* [PROBLEM TO WORK ON] Restate all of the data exactly.

* [Dataset items]
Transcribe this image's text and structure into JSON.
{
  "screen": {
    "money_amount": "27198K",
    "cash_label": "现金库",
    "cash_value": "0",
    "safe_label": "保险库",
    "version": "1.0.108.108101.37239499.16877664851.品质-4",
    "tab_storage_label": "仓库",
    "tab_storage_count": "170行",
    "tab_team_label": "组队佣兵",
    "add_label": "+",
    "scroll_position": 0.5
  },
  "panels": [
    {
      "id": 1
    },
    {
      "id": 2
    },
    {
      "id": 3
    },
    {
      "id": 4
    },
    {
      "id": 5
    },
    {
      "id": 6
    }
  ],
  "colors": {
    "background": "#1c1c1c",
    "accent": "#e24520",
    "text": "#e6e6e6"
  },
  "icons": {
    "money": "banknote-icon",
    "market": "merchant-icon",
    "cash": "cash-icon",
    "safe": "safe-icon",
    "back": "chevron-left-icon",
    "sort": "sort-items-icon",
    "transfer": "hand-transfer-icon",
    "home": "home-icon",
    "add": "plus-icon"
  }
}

* [FULL ANSWER]
Transcribe this image's text and structure into JSON.
{
  "screen": {
    "money_amount": "27198K",
    "cash_label": "现金库",
    "cash_value": "0",
    "safe_label": "保险库",
    "version": "1.0.108.108101.37239499.16877664851.品质-4",
    "tab_storage_label": "仓库",
    "tab_storage_count": "170行",
    "tab_team_label": "组队佣兵",
    "add_label": "+",
    "scroll_position": 0.5
  },
  "panels": [
    {
      "id": 1
    },
    {
      "id": 2
    },
    {
      "id": 3
    },
    {
      "id": 4
    },
    {
      "id": 5
    },
    {
      "id": 6
    }
  ],
  "colors": {
    "background": "#1c1c1c",
    "accent": "#e24520",
    "text": "#e6e6e6"
  },
  "icons": {
    "money": "banknote-icon",
    "market": "merchant-icon",
    "cash": "cash-icon",
    "safe": "safe-icon",
    "back": "chevron-left-icon",
    "sort": "sort-items-icon",
    "transfer": "hand-transfer-icon",
    "home": "home-icon",
    "add": "plus-icon"
  }
}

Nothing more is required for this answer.